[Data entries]

------

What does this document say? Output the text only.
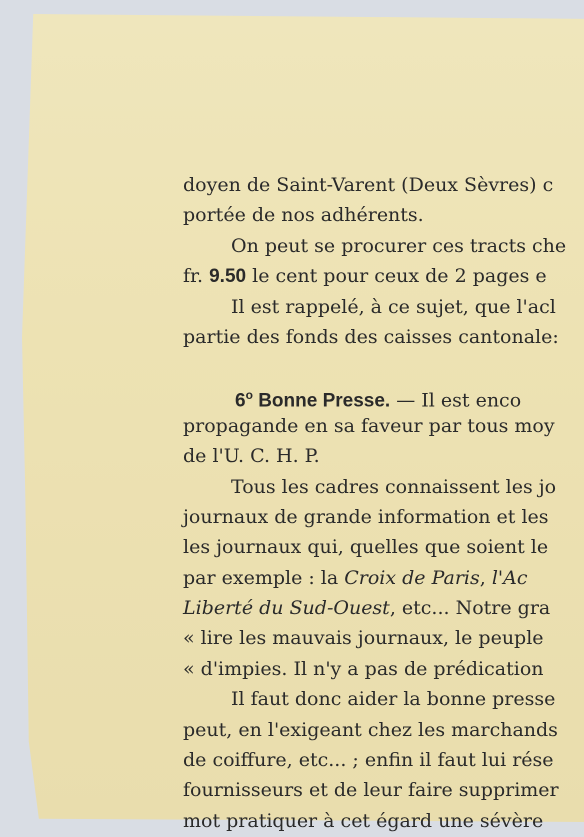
doyen de Saint-Varent (Deux Sèvres) c
portée de nos adhérents.
On peut se procurer ces tracts che
fr. 9.50 le cent pour ceux de 2 pages e
Il est rappelé, à ce sujet, que l'acl
partie des fonds des caisses cantonale:
6$^o$ Bonne Presse. — Il est enco
propagande en sa faveur par tous moy
de l'U. C. H. P.
Tous les cadres connaissent les jo
journaux de grande information et les
les journaux qui, quelles que soient le
par exemple : la Croix de Paris, l'Ac
Liberté du Sud-Ouest, etc... Notre gra
« lire les mauvais journaux, le peuple
« d'impies. Il n'y a pas de prédication
Il faut donc aider la bonne presse
peut, en l'exigeant chez les marchands
de coiffure, etc... ; enfin il faut lui rése
fournisseurs et de leur faire supprimer
mot pratiquer à cet égard une sévère
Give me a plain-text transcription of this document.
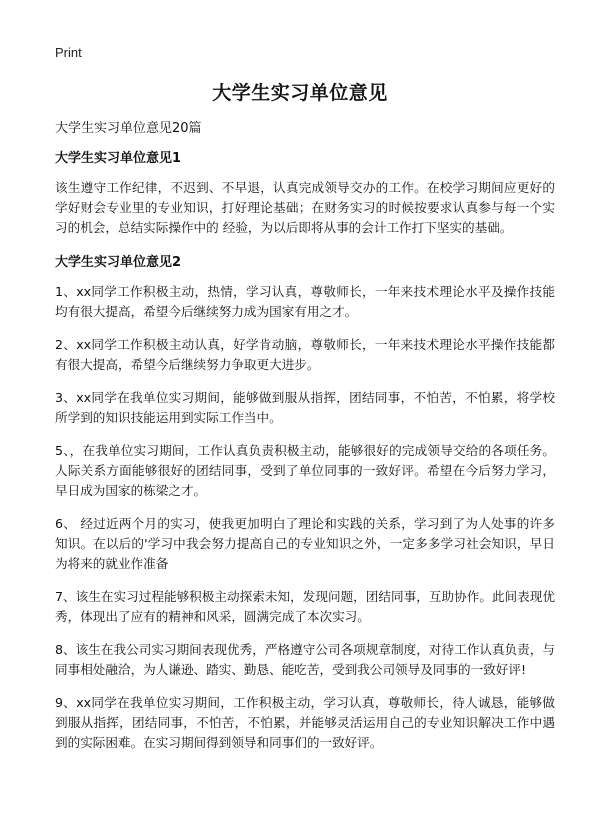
Print
大学生实习单位意见

大学生实习单位意见20篇

大学生实习单位意见1

该生遵守工作纪律，不迟到、不早退，认真完成领导交办的工作。在校学习期间应更好的学好财会专业里的专业知识，打好理论基础；在财务实习的时候按要求认真参与每一个实习的机会，总结实际操作中的 经验，为以后即将从事的会计工作打下坚实的基础。

大学生实习单位意见2

1、xx同学工作积极主动，热情，学习认真，尊敬师长，一年来技术理论水平及操作技能均有很大提高，希望今后继续努力成为国家有用之才。

2、xx同学工作积极主动认真，好学肯动脑，尊敬师长，一年来技术理论水平操作技能都有很大提高，希望今后继续努力争取更大进步。

3、xx同学在我单位实习期间，能够做到服从指挥，团结同事，不怕苦，不怕累，将学校所学到的知识技能运用到实际工作当中。

5、，在我单位实习期间，工作认真负责积极主动，能够很好的完成领导交给的各项任务。人际关系方面能够很好的团结同事，受到了单位同事的一致好评。希望在今后努力学习，早日成为国家的栋梁之才。

6、 经过近两个月的实习，使我更加明白了理论和实践的关系，学习到了为人处事的许多知识。在以后的'学习中我会努力提高自己的专业知识之外，一定多多学习社会知识，早日为将来的就业作准备

7、该生在实习过程能够积极主动探索未知，发现问题，团结同事，互助协作。此间表现优秀，体现出了应有的精神和风采，圆满完成了本次实习。

8、该生在我公司实习期间表现优秀，严格遵守公司各项规章制度，对待工作认真负责，与同事相处融洽，为人谦逊、踏实、勤恳、能吃苦，受到我公司领导及同事的一致好评!

9、xx同学在我单位实习期间，工作积极主动，学习认真，尊敬师长，待人诚恳，能够做到服从指挥，团结同事，不怕苦，不怕累，并能够灵活运用自己的专业知识解决工作中遇到的实际困难。在实习期间得到领导和同事们的一致好评。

------

■ EXERCISE INSTRUCTIONS
Transcribe all of the records above character for character. Exclude the pictures.

■ ANSWER TO THE EXERCISE
What does this document say? Output the text only.
doyen de Saint-Varent (Deux Sèvres) c
portée de nos adhérents.
On peut se procurer ces tracts che
fr. 9.50 le cent pour ceux de 2 pages e
Il est rappelé, à ce sujet, que l'acl
partie des fonds des caisses cantonale:
6$^o$ Bonne Presse. — Il est enco
propagande en sa faveur par tous moy
de l'U. C. H. P.
Tous les cadres connaissent les jo
journaux de grande information et les
les journaux qui, quelles que soient le
par exemple : la Croix de Paris, l'Ac
Liberté du Sud-Ouest, etc... Notre gra
« lire les mauvais journaux, le peuple
« d'impies. Il n'y a pas de prédication
Il faut donc aider la bonne presse
peut, en l'exigeant chez les marchands
de coiffure, etc... ; enfin il faut lui rése
fournisseurs et de leur faire supprimer
mot pratiquer à cet égard une sévère
Give me a plain-text transcription of this document.
Print
大学生实习单位意见

大学生实习单位意见20篇

大学生实习单位意见1

该生遵守工作纪律，不迟到、不早退，认真完成领导交办的工作。在校学习期间应更好的学好财会专业里的专业知识，打好理论基础；在财务实习的时候按要求认真参与每一个实习的机会，总结实际操作中的 经验，为以后即将从事的会计工作打下坚实的基础。

大学生实习单位意见2

1、xx同学工作积极主动，热情，学习认真，尊敬师长，一年来技术理论水平及操作技能均有很大提高，希望今后继续努力成为国家有用之才。

2、xx同学工作积极主动认真，好学肯动脑，尊敬师长，一年来技术理论水平操作技能都有很大提高，希望今后继续努力争取更大进步。

3、xx同学在我单位实习期间，能够做到服从指挥，团结同事，不怕苦，不怕累，将学校所学到的知识技能运用到实际工作当中。

5、，在我单位实习期间，工作认真负责积极主动，能够很好的完成领导交给的各项任务。人际关系方面能够很好的团结同事，受到了单位同事的一致好评。希望在今后努力学习，早日成为国家的栋梁之才。

6、 经过近两个月的实习，使我更加明白了理论和实践的关系，学习到了为人处事的许多知识。在以后的'学习中我会努力提高自己的专业知识之外，一定多多学习社会知识，早日为将来的就业作准备

7、该生在实习过程能够积极主动探索未知，发现问题，团结同事，互助协作。此间表现优秀，体现出了应有的精神和风采，圆满完成了本次实习。

8、该生在我公司实习期间表现优秀，严格遵守公司各项规章制度，对待工作认真负责，与同事相处融洽，为人谦逊、踏实、勤恳、能吃苦，受到我公司领导及同事的一致好评!

9、xx同学在我单位实习期间，工作积极主动，学习认真，尊敬师长，待人诚恳，能够做到服从指挥，团结同事，不怕苦，不怕累，并能够灵活运用自己的专业知识解决工作中遇到的实际困难。在实习期间得到领导和同事们的一致好评。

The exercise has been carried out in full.